◆ EXERCISE BRIEF
Send back the records in full, character for character.
============================================================
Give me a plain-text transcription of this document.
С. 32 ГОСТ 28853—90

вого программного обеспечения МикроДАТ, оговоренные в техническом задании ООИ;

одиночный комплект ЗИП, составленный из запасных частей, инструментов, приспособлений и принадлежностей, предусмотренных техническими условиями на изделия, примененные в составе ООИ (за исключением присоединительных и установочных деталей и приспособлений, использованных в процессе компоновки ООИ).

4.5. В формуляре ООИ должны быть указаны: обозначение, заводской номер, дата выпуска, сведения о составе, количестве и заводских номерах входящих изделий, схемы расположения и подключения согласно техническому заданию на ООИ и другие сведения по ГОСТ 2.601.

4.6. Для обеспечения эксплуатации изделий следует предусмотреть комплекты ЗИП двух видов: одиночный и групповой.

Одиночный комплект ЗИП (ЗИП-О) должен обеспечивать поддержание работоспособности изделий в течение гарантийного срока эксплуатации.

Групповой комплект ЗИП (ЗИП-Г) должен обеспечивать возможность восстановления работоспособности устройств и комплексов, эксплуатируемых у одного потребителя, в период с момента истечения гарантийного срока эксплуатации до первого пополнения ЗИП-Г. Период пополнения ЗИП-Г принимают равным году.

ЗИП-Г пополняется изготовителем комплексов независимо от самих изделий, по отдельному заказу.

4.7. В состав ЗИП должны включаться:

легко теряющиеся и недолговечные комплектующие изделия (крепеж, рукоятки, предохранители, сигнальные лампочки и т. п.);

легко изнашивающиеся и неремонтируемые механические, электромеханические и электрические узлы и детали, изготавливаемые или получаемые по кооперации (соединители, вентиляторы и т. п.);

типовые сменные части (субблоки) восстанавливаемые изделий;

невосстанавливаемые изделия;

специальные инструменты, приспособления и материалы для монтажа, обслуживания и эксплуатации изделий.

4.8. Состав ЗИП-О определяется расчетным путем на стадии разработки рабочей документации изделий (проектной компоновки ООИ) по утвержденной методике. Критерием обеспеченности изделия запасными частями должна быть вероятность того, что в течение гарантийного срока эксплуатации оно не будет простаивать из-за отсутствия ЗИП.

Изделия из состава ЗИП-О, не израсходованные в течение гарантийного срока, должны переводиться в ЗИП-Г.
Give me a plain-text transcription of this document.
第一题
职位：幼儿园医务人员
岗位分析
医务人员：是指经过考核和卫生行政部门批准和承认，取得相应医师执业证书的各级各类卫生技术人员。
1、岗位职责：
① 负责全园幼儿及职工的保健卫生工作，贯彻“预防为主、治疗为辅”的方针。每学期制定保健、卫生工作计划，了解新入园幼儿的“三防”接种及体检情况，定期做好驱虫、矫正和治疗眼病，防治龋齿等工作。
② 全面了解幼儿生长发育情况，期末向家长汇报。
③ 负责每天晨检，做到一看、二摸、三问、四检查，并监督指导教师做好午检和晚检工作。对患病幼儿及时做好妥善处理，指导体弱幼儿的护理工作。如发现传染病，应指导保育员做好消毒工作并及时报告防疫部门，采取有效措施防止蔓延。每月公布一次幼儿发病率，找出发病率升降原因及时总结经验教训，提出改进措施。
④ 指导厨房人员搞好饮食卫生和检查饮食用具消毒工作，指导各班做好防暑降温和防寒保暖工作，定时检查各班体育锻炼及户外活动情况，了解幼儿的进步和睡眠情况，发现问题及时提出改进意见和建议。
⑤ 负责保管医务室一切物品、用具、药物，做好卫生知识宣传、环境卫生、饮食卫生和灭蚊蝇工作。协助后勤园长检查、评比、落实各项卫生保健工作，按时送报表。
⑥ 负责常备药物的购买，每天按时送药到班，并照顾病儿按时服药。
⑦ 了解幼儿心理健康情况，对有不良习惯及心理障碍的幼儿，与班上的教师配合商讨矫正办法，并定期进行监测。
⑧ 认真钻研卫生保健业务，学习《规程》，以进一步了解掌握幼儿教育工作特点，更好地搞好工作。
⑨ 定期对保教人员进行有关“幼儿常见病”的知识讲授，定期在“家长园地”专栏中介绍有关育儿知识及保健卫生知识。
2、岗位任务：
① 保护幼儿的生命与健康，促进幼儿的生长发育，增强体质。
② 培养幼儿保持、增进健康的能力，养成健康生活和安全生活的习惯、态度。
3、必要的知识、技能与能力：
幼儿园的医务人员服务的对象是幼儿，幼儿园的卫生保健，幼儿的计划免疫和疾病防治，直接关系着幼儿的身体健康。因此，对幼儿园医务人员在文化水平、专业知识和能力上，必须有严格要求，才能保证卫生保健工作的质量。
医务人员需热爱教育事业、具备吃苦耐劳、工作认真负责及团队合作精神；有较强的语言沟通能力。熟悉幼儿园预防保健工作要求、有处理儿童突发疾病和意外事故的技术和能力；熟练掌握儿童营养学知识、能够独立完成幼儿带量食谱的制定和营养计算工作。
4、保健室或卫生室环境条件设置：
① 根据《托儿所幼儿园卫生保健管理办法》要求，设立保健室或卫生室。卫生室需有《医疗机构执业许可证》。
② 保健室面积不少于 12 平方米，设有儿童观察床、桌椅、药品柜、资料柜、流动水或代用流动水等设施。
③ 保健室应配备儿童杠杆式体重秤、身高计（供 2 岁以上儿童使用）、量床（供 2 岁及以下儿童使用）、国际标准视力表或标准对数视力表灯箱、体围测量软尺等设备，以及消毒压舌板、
============================================================
◆ RESPONSE BELOW
Give me a plain-text transcription of this document.
С. 32 ГОСТ 28853—90

вого программного обеспечения МикроДАТ, оговоренные в техническом задании ООИ;

одиночный комплект ЗИП, составленный из запасных частей, инструментов, приспособлений и принадлежностей, предусмотренных техническими условиями на изделия, примененные в составе ООИ (за исключением присоединительных и установочных деталей и приспособлений, использованных в процессе компоновки ООИ).

4.5. В формуляре ООИ должны быть указаны: обозначение, заводской номер, дата выпуска, сведения о составе, количестве и заводских номерах входящих изделий, схемы расположения и подключения согласно техническому заданию на ООИ и другие сведения по ГОСТ 2.601.

4.6. Для обеспечения эксплуатации изделий следует предусмотреть комплекты ЗИП двух видов: одиночный и групповой.

Одиночный комплект ЗИП (ЗИП-О) должен обеспечивать поддержание работоспособности изделий в течение гарантийного срока эксплуатации.

Групповой комплект ЗИП (ЗИП-Г) должен обеспечивать возможность восстановления работоспособности устройств и комплексов, эксплуатируемых у одного потребителя, в период с момента истечения гарантийного срока эксплуатации до первого пополнения ЗИП-Г. Период пополнения ЗИП-Г принимают равным году.

ЗИП-Г пополняется изготовителем комплексов независимо от самих изделий, по отдельному заказу.

4.7. В состав ЗИП должны включаться:

легко теряющиеся и недолговечные комплектующие изделия (крепеж, рукоятки, предохранители, сигнальные лампочки и т. п.);

легко изнашивающиеся и неремонтируемые механические, электромеханические и электрические узлы и детали, изготавливаемые или получаемые по кооперации (соединители, вентиляторы и т. п.);

типовые сменные части (субблоки) восстанавливаемые изделий;

невосстанавливаемые изделия;

специальные инструменты, приспособления и материалы для монтажа, обслуживания и эксплуатации изделий.

4.8. Состав ЗИП-О определяется расчетным путем на стадии разработки рабочей документации изделий (проектной компоновки ООИ) по утвержденной методике. Критерием обеспеченности изделия запасными частями должна быть вероятность того, что в течение гарантийного срока эксплуатации оно не будет простаивать из-за отсутствия ЗИП.

Изделия из состава ЗИП-О, не израсходованные в течение гарантийного срока, должны переводиться в ЗИП-Г.
Give me a plain-text transcription of this document.
第一题
职位：幼儿园医务人员
岗位分析
医务人员：是指经过考核和卫生行政部门批准和承认，取得相应医师执业证书的各级各类卫生技术人员。
1、岗位职责：
① 负责全园幼儿及职工的保健卫生工作，贯彻“预防为主、治疗为辅”的方针。每学期制定保健、卫生工作计划，了解新入园幼儿的“三防”接种及体检情况，定期做好驱虫、矫正和治疗眼病，防治龋齿等工作。
② 全面了解幼儿生长发育情况，期末向家长汇报。
③ 负责每天晨检，做到一看、二摸、三问、四检查，并监督指导教师做好午检和晚检工作。对患病幼儿及时做好妥善处理，指导体弱幼儿的护理工作。如发现传染病，应指导保育员做好消毒工作并及时报告防疫部门，采取有效措施防止蔓延。每月公布一次幼儿发病率，找出发病率升降原因及时总结经验教训，提出改进措施。
④ 指导厨房人员搞好饮食卫生和检查饮食用具消毒工作，指导各班做好防暑降温和防寒保暖工作，定时检查各班体育锻炼及户外活动情况，了解幼儿的进步和睡眠情况，发现问题及时提出改进意见和建议。
⑤ 负责保管医务室一切物品、用具、药物，做好卫生知识宣传、环境卫生、饮食卫生和灭蚊蝇工作。协助后勤园长检查、评比、落实各项卫生保健工作，按时送报表。
⑥ 负责常备药物的购买，每天按时送药到班，并照顾病儿按时服药。
⑦ 了解幼儿心理健康情况，对有不良习惯及心理障碍的幼儿，与班上的教师配合商讨矫正办法，并定期进行监测。
⑧ 认真钻研卫生保健业务，学习《规程》，以进一步了解掌握幼儿教育工作特点，更好地搞好工作。
⑨ 定期对保教人员进行有关“幼儿常见病”的知识讲授，定期在“家长园地”专栏中介绍有关育儿知识及保健卫生知识。
2、岗位任务：
① 保护幼儿的生命与健康，促进幼儿的生长发育，增强体质。
② 培养幼儿保持、增进健康的能力，养成健康生活和安全生活的习惯、态度。
3、必要的知识、技能与能力：
幼儿园的医务人员服务的对象是幼儿，幼儿园的卫生保健，幼儿的计划免疫和疾病防治，直接关系着幼儿的身体健康。因此，对幼儿园医务人员在文化水平、专业知识和能力上，必须有严格要求，才能保证卫生保健工作的质量。
医务人员需热爱教育事业、具备吃苦耐劳、工作认真负责及团队合作精神；有较强的语言沟通能力。熟悉幼儿园预防保健工作要求、有处理儿童突发疾病和意外事故的技术和能力；熟练掌握儿童营养学知识、能够独立完成幼儿带量食谱的制定和营养计算工作。
4、保健室或卫生室环境条件设置：
① 根据《托儿所幼儿园卫生保健管理办法》要求，设立保健室或卫生室。卫生室需有《医疗机构执业许可证》。
② 保健室面积不少于 12 平方米，设有儿童观察床、桌椅、药品柜、资料柜、流动水或代用流动水等设施。
③ 保健室应配备儿童杠杆式体重秤、身高计（供 2 岁以上儿童使用）、量床（供 2 岁及以下儿童使用）、国际标准视力表或标准对数视力表灯箱、体围测量软尺等设备，以及消毒压舌板、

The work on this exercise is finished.